- [Goal]:
Exactly as they appear, copy the lines of the listing from the one containing "What data populates" through the final line, both included, and nothing else.

- [Given data]:
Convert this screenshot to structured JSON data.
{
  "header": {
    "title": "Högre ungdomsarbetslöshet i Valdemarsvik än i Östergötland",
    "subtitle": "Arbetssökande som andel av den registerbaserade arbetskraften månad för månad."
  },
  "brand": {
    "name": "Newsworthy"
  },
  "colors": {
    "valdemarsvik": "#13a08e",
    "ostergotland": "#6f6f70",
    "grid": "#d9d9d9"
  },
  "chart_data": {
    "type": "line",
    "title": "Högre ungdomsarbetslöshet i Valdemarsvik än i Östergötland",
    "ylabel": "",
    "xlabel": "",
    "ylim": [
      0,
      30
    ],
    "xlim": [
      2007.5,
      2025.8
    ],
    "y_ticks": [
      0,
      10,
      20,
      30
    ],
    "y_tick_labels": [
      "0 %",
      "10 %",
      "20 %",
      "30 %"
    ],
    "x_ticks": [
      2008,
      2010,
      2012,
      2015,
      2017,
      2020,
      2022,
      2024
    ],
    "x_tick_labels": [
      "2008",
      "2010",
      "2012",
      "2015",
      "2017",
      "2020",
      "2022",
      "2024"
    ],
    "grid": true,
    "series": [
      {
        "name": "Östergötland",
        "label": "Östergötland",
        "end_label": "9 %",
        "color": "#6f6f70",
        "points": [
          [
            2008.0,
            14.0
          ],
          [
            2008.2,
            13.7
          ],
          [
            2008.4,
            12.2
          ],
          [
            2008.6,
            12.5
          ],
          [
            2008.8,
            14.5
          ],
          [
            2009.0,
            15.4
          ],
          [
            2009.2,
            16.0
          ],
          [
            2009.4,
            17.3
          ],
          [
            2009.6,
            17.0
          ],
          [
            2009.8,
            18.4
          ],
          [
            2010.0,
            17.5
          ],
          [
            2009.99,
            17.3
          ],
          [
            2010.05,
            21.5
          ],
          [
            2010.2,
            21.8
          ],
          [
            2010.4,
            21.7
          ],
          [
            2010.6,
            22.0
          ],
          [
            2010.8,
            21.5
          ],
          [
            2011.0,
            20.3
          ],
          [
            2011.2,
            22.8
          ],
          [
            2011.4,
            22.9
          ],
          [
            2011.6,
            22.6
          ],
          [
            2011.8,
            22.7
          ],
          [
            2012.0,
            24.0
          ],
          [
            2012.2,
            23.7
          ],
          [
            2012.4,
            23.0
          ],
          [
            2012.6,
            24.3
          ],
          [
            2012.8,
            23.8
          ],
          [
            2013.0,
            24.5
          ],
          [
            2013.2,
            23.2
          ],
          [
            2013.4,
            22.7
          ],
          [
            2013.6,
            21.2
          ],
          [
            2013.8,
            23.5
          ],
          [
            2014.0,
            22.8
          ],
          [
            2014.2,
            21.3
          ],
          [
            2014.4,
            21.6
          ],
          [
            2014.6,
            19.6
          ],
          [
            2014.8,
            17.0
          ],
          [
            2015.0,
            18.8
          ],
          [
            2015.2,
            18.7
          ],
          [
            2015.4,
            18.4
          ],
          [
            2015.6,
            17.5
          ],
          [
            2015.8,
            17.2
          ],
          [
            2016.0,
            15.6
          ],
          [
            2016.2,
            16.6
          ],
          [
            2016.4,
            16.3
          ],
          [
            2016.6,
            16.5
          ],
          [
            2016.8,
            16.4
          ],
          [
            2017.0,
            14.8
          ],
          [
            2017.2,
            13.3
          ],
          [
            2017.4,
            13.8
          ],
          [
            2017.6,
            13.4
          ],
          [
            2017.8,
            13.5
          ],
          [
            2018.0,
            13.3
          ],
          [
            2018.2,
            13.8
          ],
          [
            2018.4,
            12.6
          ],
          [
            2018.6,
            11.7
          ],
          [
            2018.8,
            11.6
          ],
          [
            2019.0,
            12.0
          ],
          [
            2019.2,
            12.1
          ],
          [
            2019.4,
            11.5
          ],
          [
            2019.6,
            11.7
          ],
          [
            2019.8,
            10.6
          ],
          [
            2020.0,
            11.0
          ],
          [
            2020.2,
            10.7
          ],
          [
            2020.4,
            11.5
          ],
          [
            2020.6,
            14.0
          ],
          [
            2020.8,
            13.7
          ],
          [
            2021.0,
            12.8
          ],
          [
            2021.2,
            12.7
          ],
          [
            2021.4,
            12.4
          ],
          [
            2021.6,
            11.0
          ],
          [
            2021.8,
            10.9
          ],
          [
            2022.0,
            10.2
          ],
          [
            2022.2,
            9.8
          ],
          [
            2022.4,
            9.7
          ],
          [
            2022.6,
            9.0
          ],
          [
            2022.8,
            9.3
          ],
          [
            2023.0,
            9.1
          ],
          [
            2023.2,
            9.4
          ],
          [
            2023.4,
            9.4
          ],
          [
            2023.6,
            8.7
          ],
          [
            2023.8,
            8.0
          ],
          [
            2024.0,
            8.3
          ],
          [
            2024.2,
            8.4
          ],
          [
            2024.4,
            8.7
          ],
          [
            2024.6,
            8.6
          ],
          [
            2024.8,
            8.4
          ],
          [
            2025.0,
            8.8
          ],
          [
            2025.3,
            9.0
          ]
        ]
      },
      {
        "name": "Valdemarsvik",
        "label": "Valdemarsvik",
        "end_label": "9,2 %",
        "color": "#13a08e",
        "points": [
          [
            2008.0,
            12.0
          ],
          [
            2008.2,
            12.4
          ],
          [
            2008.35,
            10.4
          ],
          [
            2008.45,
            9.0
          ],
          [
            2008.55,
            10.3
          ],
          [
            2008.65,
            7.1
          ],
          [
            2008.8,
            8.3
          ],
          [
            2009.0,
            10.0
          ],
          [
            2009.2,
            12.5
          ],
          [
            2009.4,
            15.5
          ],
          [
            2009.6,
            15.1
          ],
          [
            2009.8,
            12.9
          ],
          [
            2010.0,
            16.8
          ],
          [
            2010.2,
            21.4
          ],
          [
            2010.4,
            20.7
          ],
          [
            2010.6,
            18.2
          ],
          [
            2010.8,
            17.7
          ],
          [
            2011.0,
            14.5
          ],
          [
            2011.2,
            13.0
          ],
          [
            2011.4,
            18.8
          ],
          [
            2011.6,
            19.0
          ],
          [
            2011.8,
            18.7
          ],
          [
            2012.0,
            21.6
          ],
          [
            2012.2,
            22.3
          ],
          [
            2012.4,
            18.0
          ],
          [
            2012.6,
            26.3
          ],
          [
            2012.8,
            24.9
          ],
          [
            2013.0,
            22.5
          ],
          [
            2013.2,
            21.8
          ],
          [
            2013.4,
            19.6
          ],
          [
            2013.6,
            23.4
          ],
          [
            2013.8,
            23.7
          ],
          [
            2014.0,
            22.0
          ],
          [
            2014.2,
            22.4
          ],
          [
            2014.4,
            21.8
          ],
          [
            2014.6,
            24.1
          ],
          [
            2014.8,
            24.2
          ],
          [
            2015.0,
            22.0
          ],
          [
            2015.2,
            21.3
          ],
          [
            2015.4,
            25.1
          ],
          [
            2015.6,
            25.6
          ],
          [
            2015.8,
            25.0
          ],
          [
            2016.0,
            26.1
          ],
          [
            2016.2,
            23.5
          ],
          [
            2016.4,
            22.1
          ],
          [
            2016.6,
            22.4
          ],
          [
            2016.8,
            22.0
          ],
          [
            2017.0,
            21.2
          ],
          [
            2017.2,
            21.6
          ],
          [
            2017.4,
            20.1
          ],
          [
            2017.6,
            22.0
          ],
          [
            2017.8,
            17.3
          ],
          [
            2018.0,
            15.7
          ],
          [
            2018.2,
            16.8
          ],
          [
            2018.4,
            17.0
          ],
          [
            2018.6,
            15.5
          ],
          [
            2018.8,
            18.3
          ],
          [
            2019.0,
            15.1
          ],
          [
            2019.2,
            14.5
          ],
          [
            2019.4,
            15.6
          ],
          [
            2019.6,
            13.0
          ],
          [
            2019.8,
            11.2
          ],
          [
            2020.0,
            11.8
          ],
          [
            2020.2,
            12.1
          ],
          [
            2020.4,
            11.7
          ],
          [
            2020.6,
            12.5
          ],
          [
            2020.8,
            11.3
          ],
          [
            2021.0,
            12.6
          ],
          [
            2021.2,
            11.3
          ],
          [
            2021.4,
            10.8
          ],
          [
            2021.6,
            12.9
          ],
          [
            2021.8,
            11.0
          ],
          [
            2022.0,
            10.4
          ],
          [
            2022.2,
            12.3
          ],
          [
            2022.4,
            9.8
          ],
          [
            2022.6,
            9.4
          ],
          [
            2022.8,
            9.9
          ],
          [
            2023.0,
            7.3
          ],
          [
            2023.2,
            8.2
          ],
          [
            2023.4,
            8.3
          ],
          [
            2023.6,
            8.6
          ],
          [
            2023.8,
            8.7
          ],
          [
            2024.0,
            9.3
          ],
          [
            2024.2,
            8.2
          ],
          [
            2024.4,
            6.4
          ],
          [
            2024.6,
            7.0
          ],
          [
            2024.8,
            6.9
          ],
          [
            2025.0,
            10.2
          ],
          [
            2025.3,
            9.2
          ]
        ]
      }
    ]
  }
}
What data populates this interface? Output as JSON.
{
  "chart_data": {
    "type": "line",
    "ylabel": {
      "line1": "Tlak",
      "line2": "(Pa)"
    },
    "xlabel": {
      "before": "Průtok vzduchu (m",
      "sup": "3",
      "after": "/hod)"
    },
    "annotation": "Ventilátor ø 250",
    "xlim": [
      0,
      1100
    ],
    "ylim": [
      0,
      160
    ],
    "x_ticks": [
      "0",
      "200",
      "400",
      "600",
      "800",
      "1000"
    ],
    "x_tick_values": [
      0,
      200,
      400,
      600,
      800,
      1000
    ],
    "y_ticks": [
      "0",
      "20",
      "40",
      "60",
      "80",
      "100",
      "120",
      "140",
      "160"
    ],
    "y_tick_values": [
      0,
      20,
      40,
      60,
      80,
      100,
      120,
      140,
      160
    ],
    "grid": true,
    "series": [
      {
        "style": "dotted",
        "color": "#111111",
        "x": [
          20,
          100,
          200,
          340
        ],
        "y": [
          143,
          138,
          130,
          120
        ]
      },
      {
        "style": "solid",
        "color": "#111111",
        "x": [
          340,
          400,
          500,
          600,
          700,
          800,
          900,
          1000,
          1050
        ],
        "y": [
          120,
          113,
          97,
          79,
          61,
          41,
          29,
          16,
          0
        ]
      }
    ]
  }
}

- [Result for this exercise]:
What data populates this interface? Output as JSON.
{
  "chart_data": {
    "type": "line",
    "ylabel": {
      "line1": "Tlak",
      "line2": "(Pa)"
    },
    "xlabel": {
      "before": "Průtok vzduchu (m",
      "sup": "3",
      "after": "/hod)"
    },
    "annotation": "Ventilátor ø 250",
    "xlim": [
      0,
      1100
    ],
    "ylim": [
      0,
      160
    ],
    "x_ticks": [
      "0",
      "200",
      "400",
      "600",
      "800",
      "1000"
    ],
    "x_tick_values": [
      0,
      200,
      400,
      600,
      800,
      1000
    ],
    "y_ticks": [
      "0",
      "20",
      "40",
      "60",
      "80",
      "100",
      "120",
      "140",
      "160"
    ],
    "y_tick_values": [
      0,
      20,
      40,
      60,
      80,
      100,
      120,
      140,
      160
    ],
    "grid": true,
    "series": [
      {
        "style": "dotted",
        "color": "#111111",
        "x": [
          20,
          100,
          200,
          340
        ],
        "y": [
          143,
          138,
          130,
          120
        ]
      },
      {
        "style": "solid",
        "color": "#111111",
        "x": [
          340,
          400,
          500,
          600,
          700,
          800,
          900,
          1000,
          1050
        ],
        "y": [
          120,
          113,
          97,
          79,
          61,
          41,
          29,
          16,
          0
        ]
      }
    ]
  }
}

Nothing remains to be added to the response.